* [TUGAS ANDA]: Menurut kutipan tentang Kesepakatan Konservasi Masyarakat di Taman Nasional Lore Lindu, di berapa desa sekitar TNLL KKM telah berkembang sampai saat ini?

:: KUTIPAN PILIHAN

Fakta di lapangan menunjukkan sebelum ditetapkannya TNLL banyak kebun masyarakat yang berada dalam kawasan dan banyak aktivitas masyarakat seperti mencari rotan dan mengambil kayu untuk keperluan domestik. Hal ini menjadi masalah tersendiri manakala ditetapkannya kawasan Lore Lindu menjadi taman nasional. Kepentingan konservasi yang berhadapan vis a vis dengan kepentingan masyarakat memang sering terjadi tidak hanya di Indonesia juga di negara-negara lain.


Kesepakatan Konservasi Masyarakat
Dalam kerangka menjembatani permasalahan konflik pemanfaatan sumberdaya hutan, batas, dan memberdayakan masyarakat dalam konservasi TNLL, The Nature Conservancy sejak tahun 2002 membangun Kesepakatan Konservasi Masyarakat (KKM) yang diawali pada lima desa (Sedoa, Watutau,Wuasa,Betue, Kaduwaa) di kecamatan Lore Utara bersama Forum Wilayah Penyangga (FWP) Lore Utara.
Pengertian KKM adalah suatu kesepakatan masyarakat tentang Pengelolaan Sumber Daya Alam (PSDA) Taman Nasional yang diakui oleh Balai TN. Lore Lindu dan merupakan komitmen masyarakat dengan prinsip berbagi peran tanggung jawab pengelolaan dan konservasi yang menjamin keberlanjutan konservasi dan kesejahteraan masyarakatnya. Prinsip utama dalam KKM adalah 1) Konservasi area, mempertahankan luasan kawasan taman nasional. 2) Konservasi fungsi, mempertahankan fungsi konservasi keanekaragaman hayati dan penyangga kehidupan. 3) Konservasi jenis, mempertahankan keaslian jenis biodiversitas Taman Nasional Lore Lindu.
Sebagai pengawal proses dan pelaksana aturan KKM di desa, dibentuk Lembaga Konservasi Desa yang disingkat LKD pada tiap desa. Sampai saat ini KKM telah berkembang di 26 desa sekitar TNLL. Kesepakatan Konservasi Masyarakat (KKM) dan Lembaga Konservasi Desa (LKD) merupakan pilar dasar dari pengelolaan kolaboratif TN. Lore Lindu.


Implementasi Kesepakatan Konservasi Masyarakat
Pelaksanaan Kesepakatan Konservasi Masyarakat berbeda untuk setiap wilayah/desa, tergantung pada potensi dan permasalahan serta kebutuhan spesifik masing-masing desa.

::::
:: DATA TERSEDIA

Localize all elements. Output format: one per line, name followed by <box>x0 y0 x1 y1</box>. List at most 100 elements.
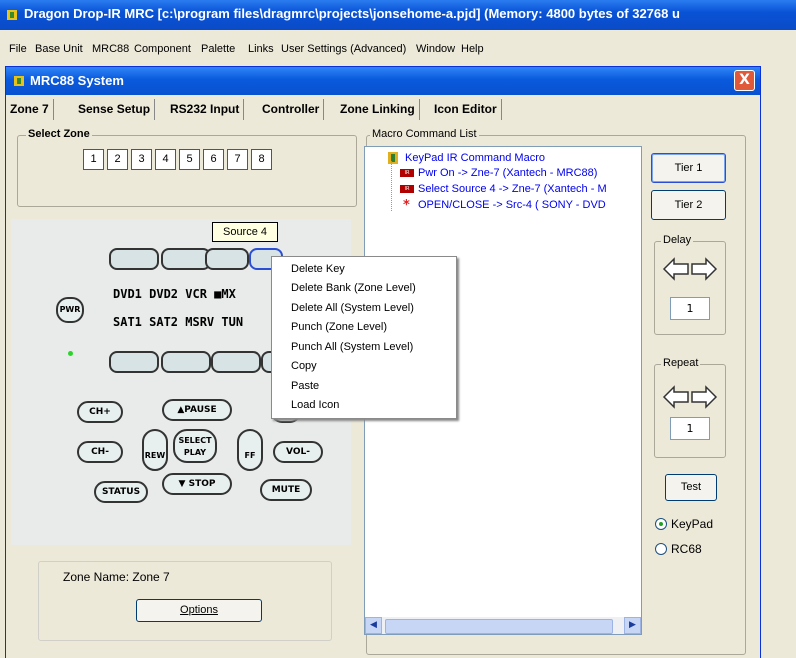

::::

* [LATIHAN SELESAI]: KKM telah berkembang di 26 desa sekitar TNLL.